**GIVEN EXERCISE:**
In the listing below, locate the lines that hold "계약담당은" and copy them.

━━ INPUT RECORDS

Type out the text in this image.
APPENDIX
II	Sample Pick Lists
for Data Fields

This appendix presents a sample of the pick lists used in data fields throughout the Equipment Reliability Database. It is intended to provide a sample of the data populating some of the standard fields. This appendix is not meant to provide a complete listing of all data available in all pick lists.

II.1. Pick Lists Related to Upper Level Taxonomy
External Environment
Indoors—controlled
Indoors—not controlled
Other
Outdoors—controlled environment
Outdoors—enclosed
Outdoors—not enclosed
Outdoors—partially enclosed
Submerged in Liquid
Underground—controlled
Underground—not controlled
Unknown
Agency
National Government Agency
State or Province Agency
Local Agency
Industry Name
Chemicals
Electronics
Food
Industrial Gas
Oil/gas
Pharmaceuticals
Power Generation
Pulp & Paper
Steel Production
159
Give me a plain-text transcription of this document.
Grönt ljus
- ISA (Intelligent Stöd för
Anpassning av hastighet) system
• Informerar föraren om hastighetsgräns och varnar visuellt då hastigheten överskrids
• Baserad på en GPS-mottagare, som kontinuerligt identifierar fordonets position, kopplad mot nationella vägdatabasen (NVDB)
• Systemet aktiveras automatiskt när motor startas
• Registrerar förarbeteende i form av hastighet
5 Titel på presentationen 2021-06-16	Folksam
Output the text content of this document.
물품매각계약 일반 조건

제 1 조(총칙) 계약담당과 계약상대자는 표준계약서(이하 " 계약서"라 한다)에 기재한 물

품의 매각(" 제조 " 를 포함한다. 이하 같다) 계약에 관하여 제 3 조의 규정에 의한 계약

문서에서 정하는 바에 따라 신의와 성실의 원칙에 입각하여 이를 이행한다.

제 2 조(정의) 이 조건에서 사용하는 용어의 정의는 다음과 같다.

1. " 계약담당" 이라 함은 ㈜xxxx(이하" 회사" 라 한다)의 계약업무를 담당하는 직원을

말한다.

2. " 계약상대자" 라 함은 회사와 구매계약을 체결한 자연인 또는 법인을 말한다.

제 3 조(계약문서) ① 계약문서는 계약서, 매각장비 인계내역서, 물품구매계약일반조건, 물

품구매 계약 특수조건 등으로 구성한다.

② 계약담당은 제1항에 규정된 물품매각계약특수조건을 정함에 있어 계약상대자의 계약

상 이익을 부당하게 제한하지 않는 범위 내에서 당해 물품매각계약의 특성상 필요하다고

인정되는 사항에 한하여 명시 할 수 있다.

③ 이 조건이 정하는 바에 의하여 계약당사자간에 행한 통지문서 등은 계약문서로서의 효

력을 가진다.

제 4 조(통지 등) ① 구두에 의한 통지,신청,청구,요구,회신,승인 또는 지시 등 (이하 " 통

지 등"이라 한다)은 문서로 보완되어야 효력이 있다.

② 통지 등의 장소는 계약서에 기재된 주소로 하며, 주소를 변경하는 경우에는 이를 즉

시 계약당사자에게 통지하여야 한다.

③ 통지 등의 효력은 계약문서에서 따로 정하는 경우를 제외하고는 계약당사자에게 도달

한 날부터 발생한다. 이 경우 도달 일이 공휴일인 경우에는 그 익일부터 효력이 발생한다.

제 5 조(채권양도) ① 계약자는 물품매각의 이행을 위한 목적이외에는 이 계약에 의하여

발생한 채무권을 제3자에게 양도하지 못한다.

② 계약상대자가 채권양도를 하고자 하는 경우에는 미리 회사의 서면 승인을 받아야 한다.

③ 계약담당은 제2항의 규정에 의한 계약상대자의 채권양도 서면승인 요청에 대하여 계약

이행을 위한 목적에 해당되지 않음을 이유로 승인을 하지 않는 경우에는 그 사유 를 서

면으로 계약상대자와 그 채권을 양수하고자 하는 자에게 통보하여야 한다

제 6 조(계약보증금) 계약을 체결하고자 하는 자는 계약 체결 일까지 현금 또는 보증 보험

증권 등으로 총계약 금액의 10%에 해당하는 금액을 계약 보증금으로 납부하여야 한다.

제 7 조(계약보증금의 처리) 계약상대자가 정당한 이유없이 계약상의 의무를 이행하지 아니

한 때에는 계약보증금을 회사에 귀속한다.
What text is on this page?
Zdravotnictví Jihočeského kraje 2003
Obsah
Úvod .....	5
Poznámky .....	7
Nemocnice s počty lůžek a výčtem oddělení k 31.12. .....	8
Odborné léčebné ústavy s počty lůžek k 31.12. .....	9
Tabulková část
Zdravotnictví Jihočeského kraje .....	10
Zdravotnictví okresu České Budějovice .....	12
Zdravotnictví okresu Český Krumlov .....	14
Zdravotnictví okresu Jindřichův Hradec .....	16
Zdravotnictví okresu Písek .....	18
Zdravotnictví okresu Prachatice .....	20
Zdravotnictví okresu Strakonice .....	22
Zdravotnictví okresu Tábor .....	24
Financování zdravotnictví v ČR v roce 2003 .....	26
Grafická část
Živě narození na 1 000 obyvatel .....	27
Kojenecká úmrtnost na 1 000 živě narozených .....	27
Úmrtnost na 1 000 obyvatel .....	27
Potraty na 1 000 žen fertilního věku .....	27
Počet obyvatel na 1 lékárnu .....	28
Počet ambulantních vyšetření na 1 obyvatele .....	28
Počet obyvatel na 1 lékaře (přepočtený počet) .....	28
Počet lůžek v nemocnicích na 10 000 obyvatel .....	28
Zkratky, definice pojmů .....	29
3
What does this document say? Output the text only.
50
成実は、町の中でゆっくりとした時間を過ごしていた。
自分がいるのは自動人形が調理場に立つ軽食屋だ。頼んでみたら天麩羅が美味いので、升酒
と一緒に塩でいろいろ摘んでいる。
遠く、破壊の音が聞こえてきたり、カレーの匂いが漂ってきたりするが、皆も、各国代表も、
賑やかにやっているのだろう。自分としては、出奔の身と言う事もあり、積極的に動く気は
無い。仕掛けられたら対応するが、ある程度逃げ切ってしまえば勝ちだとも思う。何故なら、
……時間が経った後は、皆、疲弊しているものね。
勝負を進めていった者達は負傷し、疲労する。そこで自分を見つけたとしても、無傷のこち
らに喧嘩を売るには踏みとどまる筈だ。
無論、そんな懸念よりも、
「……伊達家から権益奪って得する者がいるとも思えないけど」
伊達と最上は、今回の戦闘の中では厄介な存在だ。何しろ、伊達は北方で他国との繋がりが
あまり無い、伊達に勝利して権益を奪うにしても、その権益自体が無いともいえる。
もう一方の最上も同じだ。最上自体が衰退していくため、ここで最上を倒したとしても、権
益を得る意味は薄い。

━━━━

**EXERCISE SOLUTION:**
② 계약담당은 제1항에 규정된 물품매각계약특수조건을 정함에 있어 계약상대자의 계약
③ 계약담당은 제2항의 규정에 의한 계약상대자의 채권양도 서면승인 요청에 대하여 계약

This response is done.